PASSAGE CITÉ:
● ● ● ●
Deuxième long métrage documentaire de la cinéaste iranienne Leila Amini, A Sisters’ Tale nous plonge dans le périple de Nasreen, que sa sœur, la réalisatrice, a suivi et filmé pendant sept ans.

— Leila et Nasreen Amini – A Sisters’ Tale
Image courtoisie Vinca Film

Dans sa jeunesse, Nasreen emplissait la maison familiale de sa belle voix, nourrissant le rêve de devenir chanteuse. Peu à peu, elle est devenue silencieuse et s’est conformée à l’ordre traditionnel, acceptant un mariage arrangé et donnant naissance à un fils. Déterminée à être l’épouse et la mère idéales, elle s’est investie dans ce rôle. Pourtant, la frustration a fini par s’imposer lorsqu’elle a compris que son mari, Mohammad, entièrement dévoué à travail, ne lui offrirait jamais les petits plaisirs simples et romantiques d’une vie de couple. La naissance de sa fille, Hana, a marqué un tournant : Nasreen a pris conscience qu’elle risquait de passer à côté de sa propre vie, réduite à son rôle de mère. C’est alors qu’elle a décidé de renouer avec sa passion pour le chant.

Cette rupture intérieure s’est traduite par un acte courageux et décisif : celui de divorcer. Ce choix marque le début d’un chemin d’émancipation jalonné d’obstacles sociétaux – rappelons qu’en Iran, les femmes n’ont pas le droit de chanter en public –, de tensions et inquiétudes familiales portées par la jeune sœur et la mère, ainsi que de doutes intérieurs. En quête de sa voix, Nasreen trace une voie libératrice, non seulement pour elle-même, mais aussi pour ses deux enfants.

Hamid, son fils de dix ans, est un garçon doux, affecté par les conflits entre ses parents. Cependant, après leur divorce, il devient un soutien émotionnel pour sa mère, mais aussi pratique, s’occupant de sa petite sœur Hana (âgée de sept mois au début du tournage) avec une maturité exemplaire. À la fin du film, Hamid est devenu un jeune homme de son temps, témoin des luttes de sa mère contre vents et marées, et incarne l’espoir d’une génération où filles et garçons se battent ensemble pour davantage de liberté.
● ● ● ●
CONSIGNE DONNÉE A: D'après le passage cité, pendant combien de temps la réalisatrice a-t-elle suivi et filmé Nasreen ?
Le passage cité et les enregistrements n'ont aucun rapport entre eux.

Lignes du jeu de données
● ● ● ●
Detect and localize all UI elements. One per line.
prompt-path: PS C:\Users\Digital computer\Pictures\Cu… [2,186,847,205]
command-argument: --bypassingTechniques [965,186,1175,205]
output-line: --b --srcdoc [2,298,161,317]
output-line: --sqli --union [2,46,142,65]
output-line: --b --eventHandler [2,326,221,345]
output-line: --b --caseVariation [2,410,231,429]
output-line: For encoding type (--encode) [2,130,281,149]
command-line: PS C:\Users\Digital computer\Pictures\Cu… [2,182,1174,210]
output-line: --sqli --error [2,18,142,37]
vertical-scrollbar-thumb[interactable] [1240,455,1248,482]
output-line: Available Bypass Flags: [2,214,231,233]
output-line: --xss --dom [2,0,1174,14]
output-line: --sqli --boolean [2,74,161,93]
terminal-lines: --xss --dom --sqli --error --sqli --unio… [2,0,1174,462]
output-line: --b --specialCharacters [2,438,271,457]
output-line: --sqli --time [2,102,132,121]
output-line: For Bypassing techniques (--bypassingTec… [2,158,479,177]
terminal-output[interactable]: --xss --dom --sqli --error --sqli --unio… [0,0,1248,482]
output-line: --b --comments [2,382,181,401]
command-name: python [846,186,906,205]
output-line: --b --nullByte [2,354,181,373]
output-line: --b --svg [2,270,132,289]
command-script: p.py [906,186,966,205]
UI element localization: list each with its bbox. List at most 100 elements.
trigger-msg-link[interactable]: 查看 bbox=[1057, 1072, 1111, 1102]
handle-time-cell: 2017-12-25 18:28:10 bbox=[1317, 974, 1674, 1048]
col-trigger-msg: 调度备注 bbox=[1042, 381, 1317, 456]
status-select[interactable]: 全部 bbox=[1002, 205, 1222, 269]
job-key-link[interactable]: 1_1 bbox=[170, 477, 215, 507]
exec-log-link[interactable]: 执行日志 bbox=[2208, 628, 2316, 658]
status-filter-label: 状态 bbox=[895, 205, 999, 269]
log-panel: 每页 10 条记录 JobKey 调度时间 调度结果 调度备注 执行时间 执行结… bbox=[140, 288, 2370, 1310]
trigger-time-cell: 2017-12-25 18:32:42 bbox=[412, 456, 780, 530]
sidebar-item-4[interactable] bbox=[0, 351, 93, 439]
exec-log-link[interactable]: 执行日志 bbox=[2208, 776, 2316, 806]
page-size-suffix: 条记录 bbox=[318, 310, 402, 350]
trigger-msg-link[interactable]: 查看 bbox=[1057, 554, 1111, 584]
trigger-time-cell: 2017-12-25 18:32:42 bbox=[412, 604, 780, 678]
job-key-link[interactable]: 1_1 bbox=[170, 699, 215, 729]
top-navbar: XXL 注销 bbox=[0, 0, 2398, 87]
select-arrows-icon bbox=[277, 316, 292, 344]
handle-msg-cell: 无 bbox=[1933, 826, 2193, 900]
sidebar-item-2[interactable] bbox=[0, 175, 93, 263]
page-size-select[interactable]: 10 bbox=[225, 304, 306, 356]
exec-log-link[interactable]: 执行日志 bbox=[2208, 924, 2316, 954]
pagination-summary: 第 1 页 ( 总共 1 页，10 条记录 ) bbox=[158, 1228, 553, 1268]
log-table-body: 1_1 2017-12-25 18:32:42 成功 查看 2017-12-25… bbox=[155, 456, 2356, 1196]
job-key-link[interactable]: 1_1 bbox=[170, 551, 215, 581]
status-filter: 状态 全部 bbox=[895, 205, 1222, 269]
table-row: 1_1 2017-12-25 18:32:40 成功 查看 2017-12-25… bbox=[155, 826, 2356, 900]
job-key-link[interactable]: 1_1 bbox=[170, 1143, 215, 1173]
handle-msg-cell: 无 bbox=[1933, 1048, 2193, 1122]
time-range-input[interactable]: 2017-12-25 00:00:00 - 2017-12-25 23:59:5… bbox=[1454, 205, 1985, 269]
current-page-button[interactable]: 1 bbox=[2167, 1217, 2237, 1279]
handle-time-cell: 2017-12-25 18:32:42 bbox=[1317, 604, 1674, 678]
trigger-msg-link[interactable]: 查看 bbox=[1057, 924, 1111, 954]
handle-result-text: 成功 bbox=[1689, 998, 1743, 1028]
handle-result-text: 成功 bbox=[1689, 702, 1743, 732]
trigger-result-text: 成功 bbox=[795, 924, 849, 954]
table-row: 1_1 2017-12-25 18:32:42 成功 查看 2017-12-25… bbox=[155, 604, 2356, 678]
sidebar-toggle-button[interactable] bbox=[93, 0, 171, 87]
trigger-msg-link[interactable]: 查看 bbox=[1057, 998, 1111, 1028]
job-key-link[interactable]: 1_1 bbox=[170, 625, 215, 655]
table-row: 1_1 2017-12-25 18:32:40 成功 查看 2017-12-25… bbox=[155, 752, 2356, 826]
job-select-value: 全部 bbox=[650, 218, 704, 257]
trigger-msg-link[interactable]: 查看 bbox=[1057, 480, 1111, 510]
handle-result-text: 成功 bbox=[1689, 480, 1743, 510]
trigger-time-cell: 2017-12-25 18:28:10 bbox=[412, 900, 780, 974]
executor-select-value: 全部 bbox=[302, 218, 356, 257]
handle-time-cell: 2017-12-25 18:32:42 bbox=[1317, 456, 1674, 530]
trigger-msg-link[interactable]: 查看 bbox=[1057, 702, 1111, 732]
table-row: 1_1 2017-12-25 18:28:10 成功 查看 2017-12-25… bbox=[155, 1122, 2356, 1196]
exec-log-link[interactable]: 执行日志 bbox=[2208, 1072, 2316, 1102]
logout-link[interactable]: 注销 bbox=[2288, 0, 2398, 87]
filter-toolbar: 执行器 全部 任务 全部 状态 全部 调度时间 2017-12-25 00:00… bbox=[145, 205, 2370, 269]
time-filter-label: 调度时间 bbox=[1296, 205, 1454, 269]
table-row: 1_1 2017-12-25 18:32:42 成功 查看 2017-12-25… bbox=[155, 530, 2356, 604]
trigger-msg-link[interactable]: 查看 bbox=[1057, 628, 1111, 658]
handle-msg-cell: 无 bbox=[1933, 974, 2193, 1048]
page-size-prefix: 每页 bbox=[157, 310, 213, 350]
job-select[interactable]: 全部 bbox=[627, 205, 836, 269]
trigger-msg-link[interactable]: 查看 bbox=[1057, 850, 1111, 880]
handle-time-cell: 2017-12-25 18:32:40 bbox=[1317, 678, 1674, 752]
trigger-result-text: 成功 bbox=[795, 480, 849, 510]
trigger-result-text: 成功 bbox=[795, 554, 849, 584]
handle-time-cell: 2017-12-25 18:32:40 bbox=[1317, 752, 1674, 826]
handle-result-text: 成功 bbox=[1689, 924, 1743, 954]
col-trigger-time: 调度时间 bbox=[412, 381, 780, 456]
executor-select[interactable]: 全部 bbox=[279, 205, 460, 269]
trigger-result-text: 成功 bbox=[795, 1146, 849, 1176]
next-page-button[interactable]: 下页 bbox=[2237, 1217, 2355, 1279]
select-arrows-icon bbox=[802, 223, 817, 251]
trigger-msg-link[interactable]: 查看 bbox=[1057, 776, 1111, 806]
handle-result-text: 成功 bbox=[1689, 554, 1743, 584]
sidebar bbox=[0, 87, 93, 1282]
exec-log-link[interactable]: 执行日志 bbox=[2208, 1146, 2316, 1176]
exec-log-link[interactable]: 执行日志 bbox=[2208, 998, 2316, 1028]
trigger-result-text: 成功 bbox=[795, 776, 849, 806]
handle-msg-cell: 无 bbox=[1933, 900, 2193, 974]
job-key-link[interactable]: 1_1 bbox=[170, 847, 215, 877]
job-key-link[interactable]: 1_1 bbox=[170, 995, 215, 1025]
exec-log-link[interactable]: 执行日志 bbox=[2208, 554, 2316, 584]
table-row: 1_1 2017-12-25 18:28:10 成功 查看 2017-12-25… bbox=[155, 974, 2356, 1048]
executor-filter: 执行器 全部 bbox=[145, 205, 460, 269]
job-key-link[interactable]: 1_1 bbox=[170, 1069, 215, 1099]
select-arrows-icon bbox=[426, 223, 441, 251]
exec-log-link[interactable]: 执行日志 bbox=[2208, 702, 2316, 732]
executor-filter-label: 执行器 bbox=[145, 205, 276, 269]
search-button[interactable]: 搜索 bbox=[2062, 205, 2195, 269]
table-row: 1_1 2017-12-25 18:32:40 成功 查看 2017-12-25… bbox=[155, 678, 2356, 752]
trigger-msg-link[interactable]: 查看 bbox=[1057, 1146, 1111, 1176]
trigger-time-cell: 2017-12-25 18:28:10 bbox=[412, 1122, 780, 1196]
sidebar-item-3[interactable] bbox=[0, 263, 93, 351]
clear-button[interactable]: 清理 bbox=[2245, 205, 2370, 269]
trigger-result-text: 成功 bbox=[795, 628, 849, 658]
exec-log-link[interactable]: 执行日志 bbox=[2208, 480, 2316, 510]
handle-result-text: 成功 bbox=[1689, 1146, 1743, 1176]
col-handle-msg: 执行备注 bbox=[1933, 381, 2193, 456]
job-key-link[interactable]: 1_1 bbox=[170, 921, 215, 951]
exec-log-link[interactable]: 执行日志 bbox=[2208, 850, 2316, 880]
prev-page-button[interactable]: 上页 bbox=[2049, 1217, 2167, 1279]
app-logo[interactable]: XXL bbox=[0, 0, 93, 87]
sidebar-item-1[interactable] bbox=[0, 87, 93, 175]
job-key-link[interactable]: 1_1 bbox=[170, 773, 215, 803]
● ● ● ●
CONSIGNE DONNÉE B: Restituez à l'identique les lignes des enregistrements depuis la toute première jusqu'à celle qui contient "output-line: --xss --dom [2,0,1174,14]", cette dernière comprise.

RÉPONSE RÉDIGÉE A: Pendant sept ans.

RÉPONSE RÉDIGÉE B:
Detect and localize all UI elements. One per line.
prompt-path: PS C:\Users\Digital computer\Pictures\Cu… [2,186,847,205]
command-argument: --bypassingTechniques [965,186,1175,205]
output-line: --b --srcdoc [2,298,161,317]
output-line: --sqli --union [2,46,142,65]
output-line: --b --eventHandler [2,326,221,345]
output-line: --b --caseVariation [2,410,231,429]
output-line: For encoding type (--encode) [2,130,281,149]
command-line: PS C:\Users\Digital computer\Pictures\Cu… [2,182,1174,210]
output-line: --sqli --error [2,18,142,37]
vertical-scrollbar-thumb[interactable] [1240,455,1248,482]
output-line: Available Bypass Flags: [2,214,231,233]
output-line: --xss --dom [2,0,1174,14]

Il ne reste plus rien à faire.